→ **Goal**
From the listing below, extract each line containing the string "types".
-------
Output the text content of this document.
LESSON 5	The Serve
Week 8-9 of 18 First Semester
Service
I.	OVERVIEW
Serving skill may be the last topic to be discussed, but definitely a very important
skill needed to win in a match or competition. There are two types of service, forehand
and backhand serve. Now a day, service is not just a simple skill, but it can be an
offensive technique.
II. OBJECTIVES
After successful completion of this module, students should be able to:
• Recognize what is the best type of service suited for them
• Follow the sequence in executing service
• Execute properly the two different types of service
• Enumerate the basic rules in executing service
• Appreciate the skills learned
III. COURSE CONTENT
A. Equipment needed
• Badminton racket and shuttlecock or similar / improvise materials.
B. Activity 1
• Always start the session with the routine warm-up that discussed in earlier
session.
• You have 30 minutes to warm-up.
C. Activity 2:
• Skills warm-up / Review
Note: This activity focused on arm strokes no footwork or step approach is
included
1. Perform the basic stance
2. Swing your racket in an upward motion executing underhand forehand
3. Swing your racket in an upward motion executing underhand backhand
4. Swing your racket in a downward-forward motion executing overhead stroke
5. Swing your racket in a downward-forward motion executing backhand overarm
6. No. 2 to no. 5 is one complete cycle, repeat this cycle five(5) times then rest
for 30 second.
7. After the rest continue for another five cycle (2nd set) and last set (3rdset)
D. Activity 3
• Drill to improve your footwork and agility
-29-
-------
→ **Solution**
skill needed to win in a match or competition. There are two types of service, forehand
• Execute properly the two different types of service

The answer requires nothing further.